# [Entries]
· · · · · · ·
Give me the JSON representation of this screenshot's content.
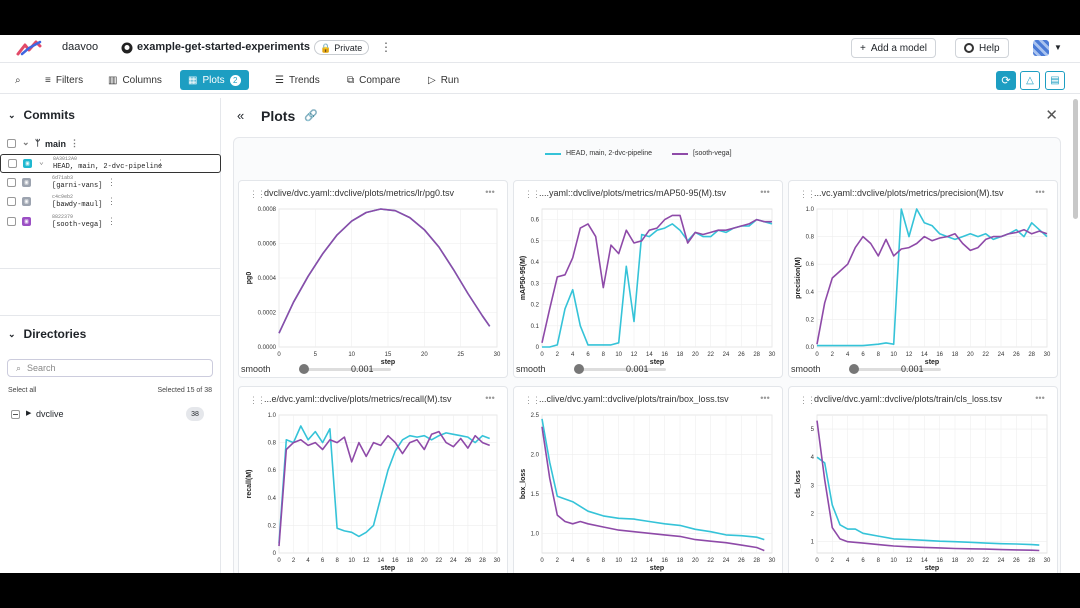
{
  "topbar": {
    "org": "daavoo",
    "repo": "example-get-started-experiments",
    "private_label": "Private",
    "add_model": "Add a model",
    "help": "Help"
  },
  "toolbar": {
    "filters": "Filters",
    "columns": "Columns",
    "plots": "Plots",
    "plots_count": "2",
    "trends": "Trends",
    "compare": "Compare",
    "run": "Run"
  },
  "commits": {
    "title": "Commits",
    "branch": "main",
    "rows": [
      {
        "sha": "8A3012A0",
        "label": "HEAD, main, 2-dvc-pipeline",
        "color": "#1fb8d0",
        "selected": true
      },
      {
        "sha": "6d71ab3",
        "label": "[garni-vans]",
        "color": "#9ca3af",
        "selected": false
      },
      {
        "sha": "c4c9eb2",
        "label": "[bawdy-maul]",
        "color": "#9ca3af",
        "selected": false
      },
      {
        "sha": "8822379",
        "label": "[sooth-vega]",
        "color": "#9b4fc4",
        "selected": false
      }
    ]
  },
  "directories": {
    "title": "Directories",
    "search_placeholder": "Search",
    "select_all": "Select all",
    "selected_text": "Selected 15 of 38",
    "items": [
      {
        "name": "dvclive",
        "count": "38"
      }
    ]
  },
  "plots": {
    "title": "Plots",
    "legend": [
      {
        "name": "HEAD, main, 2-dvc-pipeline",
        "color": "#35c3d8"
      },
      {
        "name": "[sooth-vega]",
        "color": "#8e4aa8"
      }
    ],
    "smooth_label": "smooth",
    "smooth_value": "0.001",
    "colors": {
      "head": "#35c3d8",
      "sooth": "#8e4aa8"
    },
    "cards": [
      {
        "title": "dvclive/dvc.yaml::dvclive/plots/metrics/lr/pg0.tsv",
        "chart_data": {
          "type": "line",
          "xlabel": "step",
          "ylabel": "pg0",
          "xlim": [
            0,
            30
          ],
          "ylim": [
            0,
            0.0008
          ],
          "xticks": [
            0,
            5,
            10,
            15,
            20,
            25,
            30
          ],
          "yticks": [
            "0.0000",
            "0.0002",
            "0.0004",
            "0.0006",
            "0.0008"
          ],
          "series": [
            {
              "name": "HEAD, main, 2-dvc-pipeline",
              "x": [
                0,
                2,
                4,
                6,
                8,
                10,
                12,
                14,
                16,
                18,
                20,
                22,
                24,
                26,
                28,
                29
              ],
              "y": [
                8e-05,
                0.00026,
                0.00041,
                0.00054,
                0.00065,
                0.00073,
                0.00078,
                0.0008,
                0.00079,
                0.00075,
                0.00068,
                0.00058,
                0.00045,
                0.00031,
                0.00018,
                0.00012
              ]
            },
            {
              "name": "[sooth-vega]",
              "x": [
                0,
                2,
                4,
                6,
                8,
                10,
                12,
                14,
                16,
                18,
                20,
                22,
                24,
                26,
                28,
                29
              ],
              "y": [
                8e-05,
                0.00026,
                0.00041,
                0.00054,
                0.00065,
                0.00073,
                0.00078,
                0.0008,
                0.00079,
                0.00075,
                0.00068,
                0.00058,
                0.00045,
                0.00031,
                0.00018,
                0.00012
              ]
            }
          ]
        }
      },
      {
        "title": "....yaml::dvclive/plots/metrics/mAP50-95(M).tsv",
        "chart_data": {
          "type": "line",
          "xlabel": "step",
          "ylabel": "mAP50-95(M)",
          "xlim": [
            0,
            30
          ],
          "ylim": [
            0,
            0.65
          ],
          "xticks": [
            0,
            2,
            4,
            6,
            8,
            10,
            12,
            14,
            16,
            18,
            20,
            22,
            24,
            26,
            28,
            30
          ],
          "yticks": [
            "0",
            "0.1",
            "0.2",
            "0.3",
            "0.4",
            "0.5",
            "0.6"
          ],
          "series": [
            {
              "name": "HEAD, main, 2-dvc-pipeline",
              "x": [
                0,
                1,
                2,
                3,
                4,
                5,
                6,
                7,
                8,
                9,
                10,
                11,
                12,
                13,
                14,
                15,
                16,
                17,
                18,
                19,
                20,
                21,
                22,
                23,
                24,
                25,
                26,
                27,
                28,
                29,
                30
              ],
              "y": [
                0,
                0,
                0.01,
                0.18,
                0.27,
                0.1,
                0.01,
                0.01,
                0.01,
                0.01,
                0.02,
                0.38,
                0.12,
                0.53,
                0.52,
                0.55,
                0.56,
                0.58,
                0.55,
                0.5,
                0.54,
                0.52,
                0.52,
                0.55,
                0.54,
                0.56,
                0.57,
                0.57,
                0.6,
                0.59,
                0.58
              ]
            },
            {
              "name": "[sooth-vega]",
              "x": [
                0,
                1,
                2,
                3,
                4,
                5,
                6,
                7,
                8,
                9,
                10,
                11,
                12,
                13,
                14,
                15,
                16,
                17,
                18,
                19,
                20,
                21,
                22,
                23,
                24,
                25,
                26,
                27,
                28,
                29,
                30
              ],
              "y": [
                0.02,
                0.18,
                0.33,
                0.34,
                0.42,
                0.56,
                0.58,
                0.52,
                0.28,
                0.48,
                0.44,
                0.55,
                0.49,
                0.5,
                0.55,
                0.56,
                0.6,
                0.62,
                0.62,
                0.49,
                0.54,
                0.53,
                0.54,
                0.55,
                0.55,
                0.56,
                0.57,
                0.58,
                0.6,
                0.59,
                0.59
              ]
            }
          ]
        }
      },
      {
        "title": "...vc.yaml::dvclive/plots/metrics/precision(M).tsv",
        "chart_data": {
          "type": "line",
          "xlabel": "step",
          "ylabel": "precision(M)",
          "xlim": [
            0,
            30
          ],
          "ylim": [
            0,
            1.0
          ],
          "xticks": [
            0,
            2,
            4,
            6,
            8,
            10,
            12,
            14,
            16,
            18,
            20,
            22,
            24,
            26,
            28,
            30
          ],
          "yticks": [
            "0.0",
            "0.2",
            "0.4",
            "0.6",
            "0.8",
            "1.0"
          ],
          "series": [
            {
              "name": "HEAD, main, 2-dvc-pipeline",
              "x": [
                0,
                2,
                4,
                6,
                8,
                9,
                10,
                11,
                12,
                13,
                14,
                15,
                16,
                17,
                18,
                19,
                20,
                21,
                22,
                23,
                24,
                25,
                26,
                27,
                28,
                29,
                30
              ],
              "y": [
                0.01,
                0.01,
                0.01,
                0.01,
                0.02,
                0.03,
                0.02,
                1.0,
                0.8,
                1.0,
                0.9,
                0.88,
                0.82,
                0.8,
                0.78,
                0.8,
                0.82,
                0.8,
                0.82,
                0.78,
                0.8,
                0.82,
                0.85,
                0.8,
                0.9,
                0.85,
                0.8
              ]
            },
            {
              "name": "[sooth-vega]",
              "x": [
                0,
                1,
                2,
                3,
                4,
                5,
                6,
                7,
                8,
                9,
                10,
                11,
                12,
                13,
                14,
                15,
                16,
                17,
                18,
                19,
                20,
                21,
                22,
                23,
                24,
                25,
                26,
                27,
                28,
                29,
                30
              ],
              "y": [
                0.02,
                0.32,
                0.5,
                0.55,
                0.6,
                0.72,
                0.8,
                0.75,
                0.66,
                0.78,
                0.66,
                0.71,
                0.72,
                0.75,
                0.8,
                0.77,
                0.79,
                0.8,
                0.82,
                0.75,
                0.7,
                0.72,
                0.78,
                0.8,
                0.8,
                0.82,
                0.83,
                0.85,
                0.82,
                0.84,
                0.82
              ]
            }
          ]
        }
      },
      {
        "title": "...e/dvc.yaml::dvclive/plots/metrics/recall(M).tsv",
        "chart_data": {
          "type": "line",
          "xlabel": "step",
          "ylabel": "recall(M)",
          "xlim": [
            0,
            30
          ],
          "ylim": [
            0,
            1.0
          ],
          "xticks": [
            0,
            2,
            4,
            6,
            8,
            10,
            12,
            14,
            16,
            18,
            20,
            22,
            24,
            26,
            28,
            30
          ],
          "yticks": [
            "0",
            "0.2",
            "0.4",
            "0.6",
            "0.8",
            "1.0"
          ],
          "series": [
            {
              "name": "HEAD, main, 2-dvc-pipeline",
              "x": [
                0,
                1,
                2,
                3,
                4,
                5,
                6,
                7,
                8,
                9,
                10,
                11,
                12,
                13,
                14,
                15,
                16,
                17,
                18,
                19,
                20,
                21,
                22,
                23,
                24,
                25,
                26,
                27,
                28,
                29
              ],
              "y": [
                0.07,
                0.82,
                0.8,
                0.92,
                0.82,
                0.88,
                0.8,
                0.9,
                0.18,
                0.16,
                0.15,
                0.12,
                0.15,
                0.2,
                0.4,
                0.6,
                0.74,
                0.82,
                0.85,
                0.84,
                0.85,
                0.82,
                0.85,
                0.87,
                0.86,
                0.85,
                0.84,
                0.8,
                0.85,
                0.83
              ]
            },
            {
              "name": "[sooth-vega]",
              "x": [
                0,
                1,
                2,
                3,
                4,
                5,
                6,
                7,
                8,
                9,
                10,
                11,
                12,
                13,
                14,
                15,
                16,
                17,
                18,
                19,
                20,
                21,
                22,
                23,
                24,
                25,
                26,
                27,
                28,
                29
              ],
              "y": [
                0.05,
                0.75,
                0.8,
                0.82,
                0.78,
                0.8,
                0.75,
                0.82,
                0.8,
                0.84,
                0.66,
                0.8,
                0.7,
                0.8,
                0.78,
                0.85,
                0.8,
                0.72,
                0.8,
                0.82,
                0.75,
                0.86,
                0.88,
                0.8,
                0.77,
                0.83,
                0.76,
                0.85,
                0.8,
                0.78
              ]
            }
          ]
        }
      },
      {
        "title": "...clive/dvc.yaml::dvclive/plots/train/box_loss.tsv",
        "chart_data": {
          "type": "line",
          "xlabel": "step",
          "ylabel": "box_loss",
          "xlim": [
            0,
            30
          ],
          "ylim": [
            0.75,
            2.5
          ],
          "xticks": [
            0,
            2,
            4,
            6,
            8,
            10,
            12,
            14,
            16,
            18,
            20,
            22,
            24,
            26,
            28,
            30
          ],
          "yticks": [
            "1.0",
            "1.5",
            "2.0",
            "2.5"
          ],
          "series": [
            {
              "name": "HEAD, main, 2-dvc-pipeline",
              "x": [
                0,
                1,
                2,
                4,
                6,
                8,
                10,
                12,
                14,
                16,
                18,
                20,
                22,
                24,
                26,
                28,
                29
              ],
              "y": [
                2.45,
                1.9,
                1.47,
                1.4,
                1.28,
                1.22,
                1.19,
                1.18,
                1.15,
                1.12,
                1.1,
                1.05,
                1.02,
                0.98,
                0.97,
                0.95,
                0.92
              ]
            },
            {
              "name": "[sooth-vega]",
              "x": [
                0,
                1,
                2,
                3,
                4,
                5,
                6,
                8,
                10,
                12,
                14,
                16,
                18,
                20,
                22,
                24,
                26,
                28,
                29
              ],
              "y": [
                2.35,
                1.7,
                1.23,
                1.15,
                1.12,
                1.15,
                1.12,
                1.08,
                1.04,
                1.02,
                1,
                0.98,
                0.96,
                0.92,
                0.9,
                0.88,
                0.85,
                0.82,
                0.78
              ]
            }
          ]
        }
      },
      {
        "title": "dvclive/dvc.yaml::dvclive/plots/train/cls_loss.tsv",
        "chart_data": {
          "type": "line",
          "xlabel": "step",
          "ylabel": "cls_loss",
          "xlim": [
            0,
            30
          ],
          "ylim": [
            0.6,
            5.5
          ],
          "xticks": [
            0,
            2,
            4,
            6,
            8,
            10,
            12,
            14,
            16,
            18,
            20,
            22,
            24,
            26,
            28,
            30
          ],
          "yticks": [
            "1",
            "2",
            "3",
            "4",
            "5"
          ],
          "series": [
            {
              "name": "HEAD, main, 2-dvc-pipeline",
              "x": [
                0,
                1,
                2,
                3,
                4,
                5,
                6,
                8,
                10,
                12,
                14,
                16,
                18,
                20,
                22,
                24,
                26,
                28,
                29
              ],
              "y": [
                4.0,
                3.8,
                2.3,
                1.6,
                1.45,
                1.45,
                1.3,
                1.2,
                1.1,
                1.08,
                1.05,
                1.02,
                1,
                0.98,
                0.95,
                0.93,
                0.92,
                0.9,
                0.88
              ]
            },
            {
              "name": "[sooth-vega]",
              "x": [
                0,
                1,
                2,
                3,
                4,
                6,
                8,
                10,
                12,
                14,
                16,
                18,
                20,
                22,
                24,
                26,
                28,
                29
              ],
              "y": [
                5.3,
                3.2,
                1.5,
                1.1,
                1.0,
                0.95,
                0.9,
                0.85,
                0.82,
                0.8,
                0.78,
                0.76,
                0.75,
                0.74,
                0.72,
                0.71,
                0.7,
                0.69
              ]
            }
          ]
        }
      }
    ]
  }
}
· · · · · · ·
# [What is expected]
Check each line above for the string "ylabel", then copy the ones that have it.

# [Response]
          "ylabel": "pg0",
          "ylabel": "mAP50-95(M)",
          "ylabel": "precision(M)",
          "ylabel": "recall(M)",
          "ylabel": "box_loss",
          "ylabel": "cls_loss",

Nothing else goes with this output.